Stored data entries

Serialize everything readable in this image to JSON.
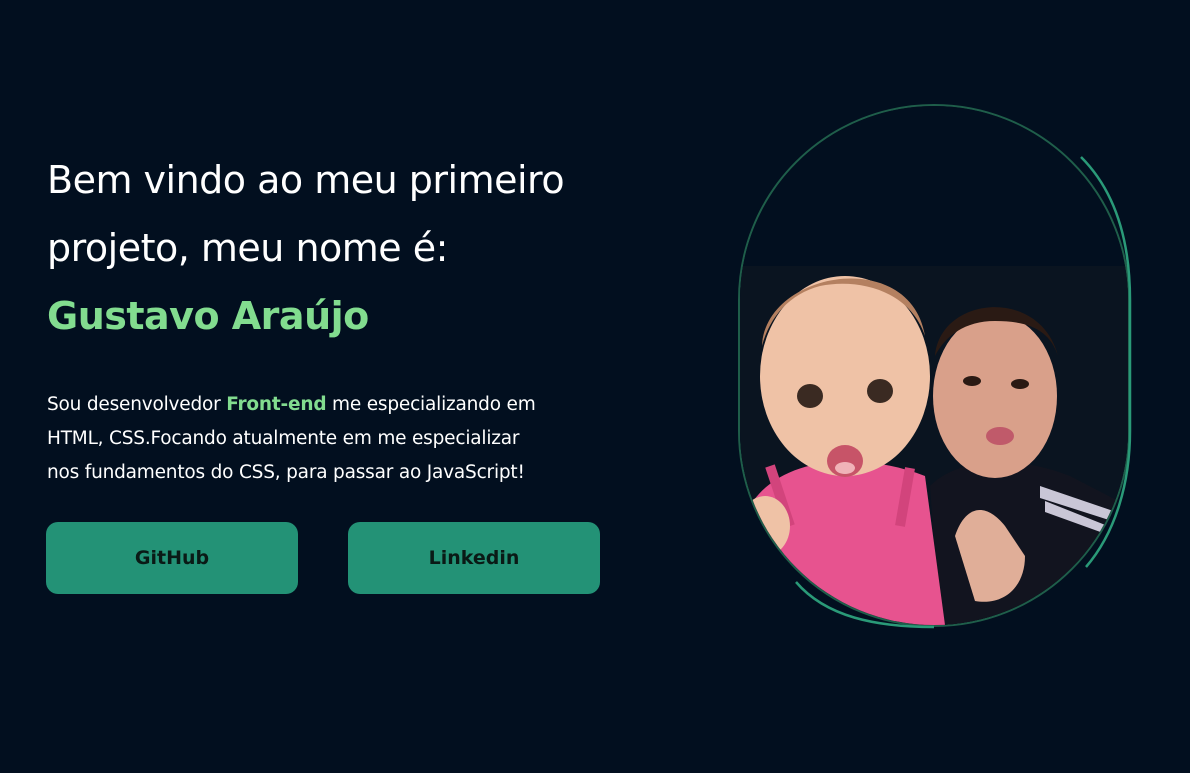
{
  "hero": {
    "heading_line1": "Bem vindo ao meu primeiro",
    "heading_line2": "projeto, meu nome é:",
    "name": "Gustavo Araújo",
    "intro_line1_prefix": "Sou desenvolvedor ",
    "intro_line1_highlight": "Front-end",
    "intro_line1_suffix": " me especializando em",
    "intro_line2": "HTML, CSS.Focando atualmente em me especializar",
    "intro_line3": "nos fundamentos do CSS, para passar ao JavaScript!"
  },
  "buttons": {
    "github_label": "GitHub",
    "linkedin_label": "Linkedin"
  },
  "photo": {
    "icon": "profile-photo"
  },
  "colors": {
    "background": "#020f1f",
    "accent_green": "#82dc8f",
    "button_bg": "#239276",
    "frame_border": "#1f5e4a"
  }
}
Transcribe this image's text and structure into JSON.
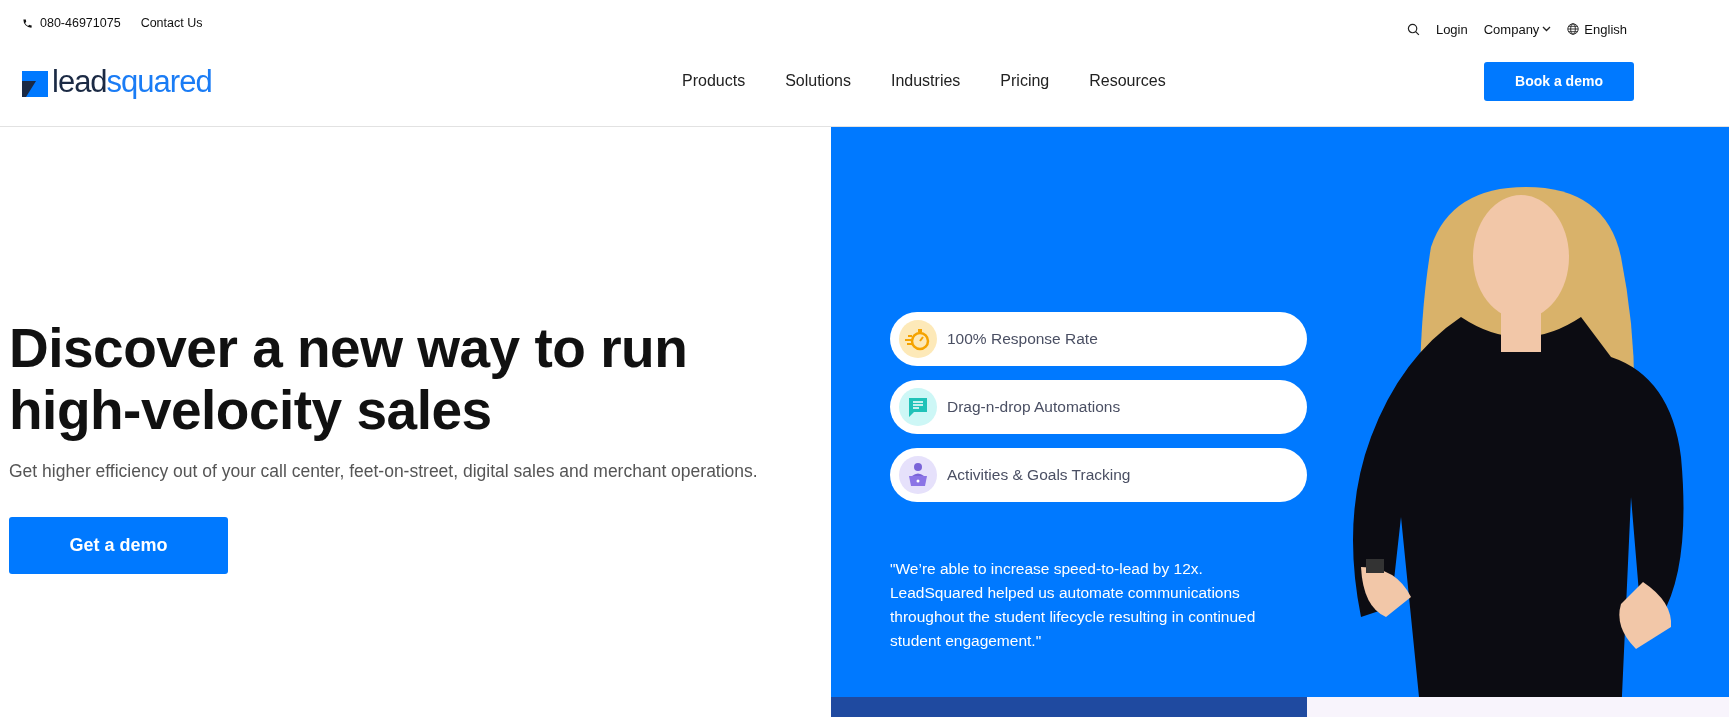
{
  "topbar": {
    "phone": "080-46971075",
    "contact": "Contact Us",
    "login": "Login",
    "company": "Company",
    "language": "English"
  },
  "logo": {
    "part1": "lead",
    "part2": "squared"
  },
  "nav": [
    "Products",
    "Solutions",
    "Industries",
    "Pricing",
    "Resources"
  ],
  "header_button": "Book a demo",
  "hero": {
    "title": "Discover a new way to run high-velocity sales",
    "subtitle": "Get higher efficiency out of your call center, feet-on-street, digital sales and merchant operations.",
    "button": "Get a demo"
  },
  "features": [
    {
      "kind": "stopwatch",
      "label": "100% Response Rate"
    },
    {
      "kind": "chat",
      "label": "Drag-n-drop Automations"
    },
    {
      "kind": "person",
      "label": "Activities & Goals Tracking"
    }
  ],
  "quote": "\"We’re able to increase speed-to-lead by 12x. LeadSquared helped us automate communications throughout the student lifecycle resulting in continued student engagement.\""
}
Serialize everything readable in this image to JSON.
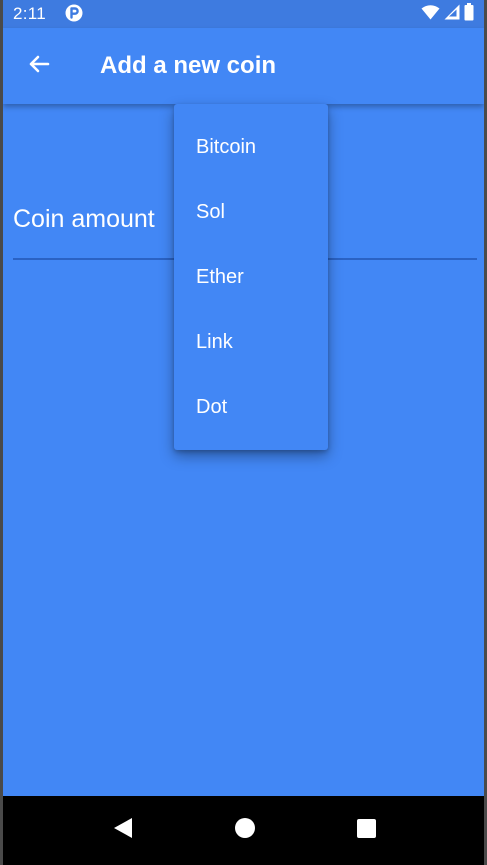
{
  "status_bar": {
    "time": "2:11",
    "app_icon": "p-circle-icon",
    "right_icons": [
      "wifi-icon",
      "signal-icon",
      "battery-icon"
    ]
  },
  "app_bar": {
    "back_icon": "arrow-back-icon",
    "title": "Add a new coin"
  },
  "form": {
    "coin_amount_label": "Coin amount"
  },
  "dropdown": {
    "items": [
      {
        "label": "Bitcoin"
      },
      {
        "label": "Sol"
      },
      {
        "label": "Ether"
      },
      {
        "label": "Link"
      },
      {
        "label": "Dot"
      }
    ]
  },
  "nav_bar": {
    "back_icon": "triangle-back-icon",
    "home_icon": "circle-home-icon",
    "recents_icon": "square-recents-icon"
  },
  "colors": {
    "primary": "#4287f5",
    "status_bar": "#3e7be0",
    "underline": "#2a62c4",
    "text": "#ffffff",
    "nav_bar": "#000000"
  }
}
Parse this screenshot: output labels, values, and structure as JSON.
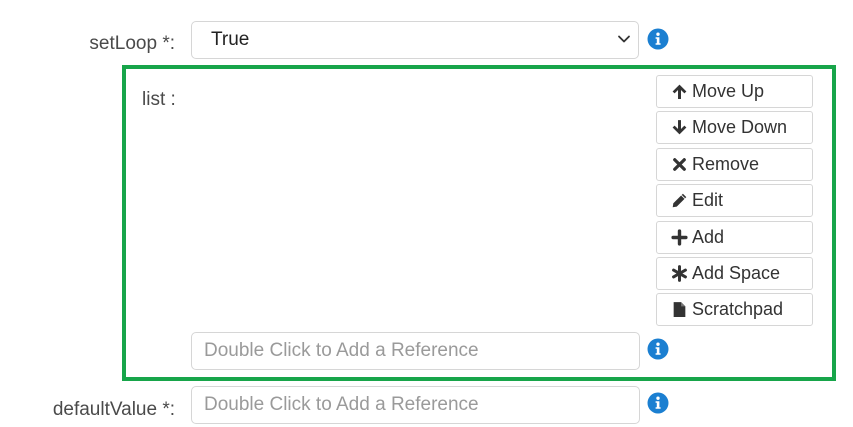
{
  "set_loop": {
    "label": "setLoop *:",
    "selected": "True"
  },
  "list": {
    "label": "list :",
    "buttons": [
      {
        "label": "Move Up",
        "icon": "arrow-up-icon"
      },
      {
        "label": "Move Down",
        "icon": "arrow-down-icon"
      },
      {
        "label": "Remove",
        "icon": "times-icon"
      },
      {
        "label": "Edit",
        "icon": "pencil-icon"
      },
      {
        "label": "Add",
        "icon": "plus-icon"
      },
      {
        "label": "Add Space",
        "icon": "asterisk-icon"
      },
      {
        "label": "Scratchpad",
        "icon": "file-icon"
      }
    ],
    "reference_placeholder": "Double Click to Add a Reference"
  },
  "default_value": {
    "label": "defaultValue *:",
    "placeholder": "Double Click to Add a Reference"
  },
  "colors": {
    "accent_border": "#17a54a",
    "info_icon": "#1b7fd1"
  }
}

EXERCISE OBJECTIVE: Each line in the records above should be reproduced exactly; images are not copied.

RESULT OF THIS EXERCISE:
Serialize everything readable in this image to JSON.
{
  "hero": {
    "heading_line1": "Bem vindo ao meu primeiro",
    "heading_line2": "projeto, meu nome é:",
    "name": "Gustavo Araújo",
    "intro_line1_prefix": "Sou desenvolvedor ",
    "intro_line1_highlight": "Front-end",
    "intro_line1_suffix": " me especializando em",
    "intro_line2": "HTML, CSS.Focando atualmente em me especializar",
    "intro_line3": "nos fundamentos do CSS, para passar ao JavaScript!"
  },
  "buttons": {
    "github_label": "GitHub",
    "linkedin_label": "Linkedin"
  },
  "photo": {
    "icon": "profile-photo"
  },
  "colors": {
    "background": "#020f1f",
    "accent_green": "#82dc8f",
    "button_bg": "#239276",
    "frame_border": "#1f5e4a"
  }
}
Transcribe this image's text and structure into JSON.
{
  "topbar": {
    "phone": "080-46971075",
    "contact": "Contact Us",
    "login": "Login",
    "company": "Company",
    "language": "English"
  },
  "logo": {
    "part1": "lead",
    "part2": "squared"
  },
  "nav": [
    "Products",
    "Solutions",
    "Industries",
    "Pricing",
    "Resources"
  ],
  "header_button": "Book a demo",
  "hero": {
    "title": "Discover a new way to run high-velocity sales",
    "subtitle": "Get higher efficiency out of your call center, feet-on-street, digital sales and merchant operations.",
    "button": "Get a demo"
  },
  "features": [
    {
      "kind": "stopwatch",
      "label": "100% Response Rate"
    },
    {
      "kind": "chat",
      "label": "Drag-n-drop Automations"
    },
    {
      "kind": "person",
      "label": "Activities & Goals Tracking"
    }
  ],
  "quote": "\"We’re able to increase speed-to-lead by 12x. LeadSquared helped us automate communications throughout the student lifecycle resulting in continued student engagement.\""
}
Serialize everything readable in this image to JSON.
{
  "status_bar": {
    "time": "2:11",
    "app_icon": "p-circle-icon",
    "right_icons": [
      "wifi-icon",
      "signal-icon",
      "battery-icon"
    ]
  },
  "app_bar": {
    "back_icon": "arrow-back-icon",
    "title": "Add a new coin"
  },
  "form": {
    "coin_amount_label": "Coin amount"
  },
  "dropdown": {
    "items": [
      {
        "label": "Bitcoin"
      },
      {
        "label": "Sol"
      },
      {
        "label": "Ether"
      },
      {
        "label": "Link"
      },
      {
        "label": "Dot"
      }
    ]
  },
  "nav_bar": {
    "back_icon": "triangle-back-icon",
    "home_icon": "circle-home-icon",
    "recents_icon": "square-recents-icon"
  },
  "colors": {
    "primary": "#4287f5",
    "status_bar": "#3e7be0",
    "underline": "#2a62c4",
    "text": "#ffffff",
    "nav_bar": "#000000"
  }
}
Parse this screenshot: output labels, values, and structure as JSON.
{
  "set_loop": {
    "label": "setLoop *:",
    "selected": "True"
  },
  "list": {
    "label": "list :",
    "buttons": [
      {
        "label": "Move Up",
        "icon": "arrow-up-icon"
      },
      {
        "label": "Move Down",
        "icon": "arrow-down-icon"
      },
      {
        "label": "Remove",
        "icon": "times-icon"
      },
      {
        "label": "Edit",
        "icon": "pencil-icon"
      },
      {
        "label": "Add",
        "icon": "plus-icon"
      },
      {
        "label": "Add Space",
        "icon": "asterisk-icon"
      },
      {
        "label": "Scratchpad",
        "icon": "file-icon"
      }
    ],
    "reference_placeholder": "Double Click to Add a Reference"
  },
  "default_value": {
    "label": "defaultValue *:",
    "placeholder": "Double Click to Add a Reference"
  },
  "colors": {
    "accent_border": "#17a54a",
    "info_icon": "#1b7fd1"
  }
}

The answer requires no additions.